— begin —

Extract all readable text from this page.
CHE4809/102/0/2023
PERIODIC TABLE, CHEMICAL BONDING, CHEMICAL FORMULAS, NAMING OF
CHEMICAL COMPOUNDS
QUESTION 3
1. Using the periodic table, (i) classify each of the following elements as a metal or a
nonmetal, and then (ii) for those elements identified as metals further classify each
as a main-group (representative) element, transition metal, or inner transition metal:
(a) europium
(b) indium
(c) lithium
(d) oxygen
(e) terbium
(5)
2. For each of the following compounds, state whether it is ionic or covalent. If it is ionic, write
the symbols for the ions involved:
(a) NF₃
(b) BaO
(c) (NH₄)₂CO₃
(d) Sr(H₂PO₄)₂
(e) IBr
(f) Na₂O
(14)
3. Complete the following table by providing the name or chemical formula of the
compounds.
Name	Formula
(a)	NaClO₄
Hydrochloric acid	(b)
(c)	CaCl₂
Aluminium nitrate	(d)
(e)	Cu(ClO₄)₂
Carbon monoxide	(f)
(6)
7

— end —

Print the records above in full, exactly.

Solution.
Extract all readable text from this page.
CHE4809/102/0/2023
PERIODIC TABLE, CHEMICAL BONDING, CHEMICAL FORMULAS, NAMING OF
CHEMICAL COMPOUNDS
QUESTION 3
1. Using the periodic table, (i) classify each of the following elements as a metal or a
nonmetal, and then (ii) for those elements identified as metals further classify each
as a main-group (representative) element, transition metal, or inner transition metal:
(a) europium
(b) indium
(c) lithium
(d) oxygen
(e) terbium
(5)
2. For each of the following compounds, state whether it is ionic or covalent. If it is ionic, write
the symbols for the ions involved:
(a) NF₃
(b) BaO
(c) (NH₄)₂CO₃
(d) Sr(H₂PO₄)₂
(e) IBr
(f) Na₂O
(14)
3. Complete the following table by providing the name or chemical formula of the
compounds.
Name	Formula
(a)	NaClO₄
Hydrochloric acid	(b)
(c)	CaCl₂
Aluminium nitrate	(d)
(e)	Cu(ClO₄)₂
Carbon monoxide	(f)
(6)
7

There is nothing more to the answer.